====== SOURCE TEXT ======
On 09 Aug 2001 08:37:23 -0400, Jeff Trawick wrote:
> It is frustrating to try to guess what worker threads are doing at a
> given instance. You can get a bit of info out of the ps output (at
> least on some platforms) but I'm generally left making a lot of
> assumptions (and am often wrong :) ), so I wrote some code to tell me
> exactly what the worker threads are doing.
>
my 2c
would it be worthwile adding these extra states to the scoreboard?
and then you could use something like mod-status to see what is going on
(maybe have a newcommand to enable them like ExtendedStatus does)
I'd like to see this patch as a seperate module. so if I include it then
a new process will be spawned an I can get status like info out of it.
BTW there is a hook (get_mgmt_items) which each of the MPM's could
implement to dump MPM specific info to mod-status
..Ian
> I'm curious if anyone else would find this useful. The concept could
> be applied to other MPMs as well; it is probably most useful for
> threaded MPMs, where it is problematic to find out what the workers
> are doing at a particular time.
>
> When compiled with MPM_DEBUG:
>
> At startup, a debug process is forked off; this debug process will
> report the state of all server processes/threads if you telnet to
> the right port; the debug processes switches to a different process
> group at startup so that if you want to freeze Apache and all of its
> threads ("kill -STOP -`cat myprefix/logs/httpd.pid`") it will still
> be around to tell you the state of things
>
> Worker threads set a footprint in the worker_score which indicates
> what sort of processing they are doing; for debugging an MPM, it is
> important to know if they are blocked in mutex, accept, poll,
> processing a connection, doing lingering close, and a few other
> tasks.
>
> When not compiled with MPM_DEBUG:
>
> no change
>
> Here is a sample output from the debug process:
>
> $ telnet 0.0.0.0 10101
> Trying 0.0.0.0...
> Connected to 0.0.0.0.
> Escape character is '^]'.
====== RECORD LIST ======
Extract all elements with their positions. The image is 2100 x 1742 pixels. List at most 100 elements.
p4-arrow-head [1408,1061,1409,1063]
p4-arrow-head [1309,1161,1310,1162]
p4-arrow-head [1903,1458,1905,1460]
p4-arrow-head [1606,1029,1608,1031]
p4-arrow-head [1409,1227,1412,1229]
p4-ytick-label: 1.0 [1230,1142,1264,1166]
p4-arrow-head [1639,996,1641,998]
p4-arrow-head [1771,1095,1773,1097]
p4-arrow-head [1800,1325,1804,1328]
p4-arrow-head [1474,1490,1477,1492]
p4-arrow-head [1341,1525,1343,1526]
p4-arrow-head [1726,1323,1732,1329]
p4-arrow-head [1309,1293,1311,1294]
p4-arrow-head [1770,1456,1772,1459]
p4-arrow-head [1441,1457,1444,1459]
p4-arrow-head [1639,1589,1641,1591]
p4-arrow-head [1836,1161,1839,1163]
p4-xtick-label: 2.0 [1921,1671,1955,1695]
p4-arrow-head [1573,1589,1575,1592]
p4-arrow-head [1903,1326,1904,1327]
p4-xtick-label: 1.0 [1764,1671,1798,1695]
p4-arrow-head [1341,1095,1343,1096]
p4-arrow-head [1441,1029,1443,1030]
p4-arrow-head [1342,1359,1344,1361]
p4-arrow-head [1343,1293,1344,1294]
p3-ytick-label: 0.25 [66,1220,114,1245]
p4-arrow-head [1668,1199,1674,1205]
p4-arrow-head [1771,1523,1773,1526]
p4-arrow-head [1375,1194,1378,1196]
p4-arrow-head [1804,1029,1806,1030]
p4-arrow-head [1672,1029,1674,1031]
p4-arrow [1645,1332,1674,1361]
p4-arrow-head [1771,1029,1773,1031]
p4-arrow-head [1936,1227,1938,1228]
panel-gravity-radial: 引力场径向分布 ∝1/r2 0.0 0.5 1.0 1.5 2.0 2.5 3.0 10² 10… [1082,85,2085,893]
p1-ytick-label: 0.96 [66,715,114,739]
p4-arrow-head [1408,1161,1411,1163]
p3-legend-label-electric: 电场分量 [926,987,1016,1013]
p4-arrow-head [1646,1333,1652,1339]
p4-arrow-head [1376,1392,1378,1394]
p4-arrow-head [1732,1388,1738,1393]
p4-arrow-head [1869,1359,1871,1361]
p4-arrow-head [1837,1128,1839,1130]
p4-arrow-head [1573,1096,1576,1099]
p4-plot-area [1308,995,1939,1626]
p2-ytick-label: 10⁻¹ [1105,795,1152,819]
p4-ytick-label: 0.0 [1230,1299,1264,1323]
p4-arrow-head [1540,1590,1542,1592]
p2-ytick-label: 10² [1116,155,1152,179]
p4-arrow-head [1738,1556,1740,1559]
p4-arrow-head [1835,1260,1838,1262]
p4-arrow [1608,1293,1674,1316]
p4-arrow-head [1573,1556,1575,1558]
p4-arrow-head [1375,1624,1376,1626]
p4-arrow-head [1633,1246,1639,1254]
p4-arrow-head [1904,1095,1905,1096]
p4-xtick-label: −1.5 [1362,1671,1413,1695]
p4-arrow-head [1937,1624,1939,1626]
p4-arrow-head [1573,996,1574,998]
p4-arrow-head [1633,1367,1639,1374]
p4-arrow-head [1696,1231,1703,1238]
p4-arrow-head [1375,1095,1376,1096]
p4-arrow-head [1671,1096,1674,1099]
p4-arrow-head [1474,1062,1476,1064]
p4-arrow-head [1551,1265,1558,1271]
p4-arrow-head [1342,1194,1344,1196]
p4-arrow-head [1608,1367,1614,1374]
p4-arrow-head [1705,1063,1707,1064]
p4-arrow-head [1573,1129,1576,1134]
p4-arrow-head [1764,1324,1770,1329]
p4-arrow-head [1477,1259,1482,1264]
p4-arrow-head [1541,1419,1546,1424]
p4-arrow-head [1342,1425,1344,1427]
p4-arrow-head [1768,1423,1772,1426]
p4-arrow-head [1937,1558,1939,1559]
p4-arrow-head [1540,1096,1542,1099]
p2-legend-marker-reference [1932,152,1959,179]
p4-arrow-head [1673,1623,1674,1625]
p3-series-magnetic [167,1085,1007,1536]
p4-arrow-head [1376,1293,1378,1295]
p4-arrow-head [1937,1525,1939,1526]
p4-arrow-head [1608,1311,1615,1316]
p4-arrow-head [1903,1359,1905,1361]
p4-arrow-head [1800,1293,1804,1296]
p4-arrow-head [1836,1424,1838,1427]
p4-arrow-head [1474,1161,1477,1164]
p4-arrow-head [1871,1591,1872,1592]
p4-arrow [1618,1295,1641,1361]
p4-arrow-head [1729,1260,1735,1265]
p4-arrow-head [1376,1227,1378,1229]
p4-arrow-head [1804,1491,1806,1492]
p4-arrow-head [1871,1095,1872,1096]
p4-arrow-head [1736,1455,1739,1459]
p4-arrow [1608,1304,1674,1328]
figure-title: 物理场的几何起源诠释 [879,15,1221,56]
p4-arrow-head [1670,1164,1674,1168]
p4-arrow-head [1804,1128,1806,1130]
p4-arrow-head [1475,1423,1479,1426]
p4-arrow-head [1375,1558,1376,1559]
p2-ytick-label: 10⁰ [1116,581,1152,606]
======
REQUIRED WORK -
**a.** From the Apache debugging thread, quote everything from "I'd like to" down to "a particular time.".
**b.** Answer yes or no to whether each statement agrees with the Apache debugging thread, and quote the words that settle it. (i) Building without MPM_DEBUG changes the server's behavior. (ii) There is a hook that each MPM could implement to send MPM-specific information to mod-status. (iii) The sample output connects to the debug process on port 8080.

ANSWERS TO THE PROBLEMS -
**a.**
I'd like to see this patch as a seperate module. so if I include it then
a new process will be spawned an I can get status like info out of it.
BTW there is a hook (get_mgmt_items) which each of the MPM's could
implement to dump MPM specific info to mod-status
..Ian
> I'm curious if anyone else would find this useful. The concept could
> be applied to other MPMs as well; it is probably most useful for
> threaded MPMs, where it is problematic to find out what the workers
> are doing at a particular time.

**b.**
(i) No: "When not compiled with MPM_DEBUG:" followed by "no change".
(ii) Yes: "there is a hook (get_mgmt_items) which each of the MPM's could implement to dump MPM specific info to mod-status".
(iii) No: "$ telnet 0.0.0.0 10101".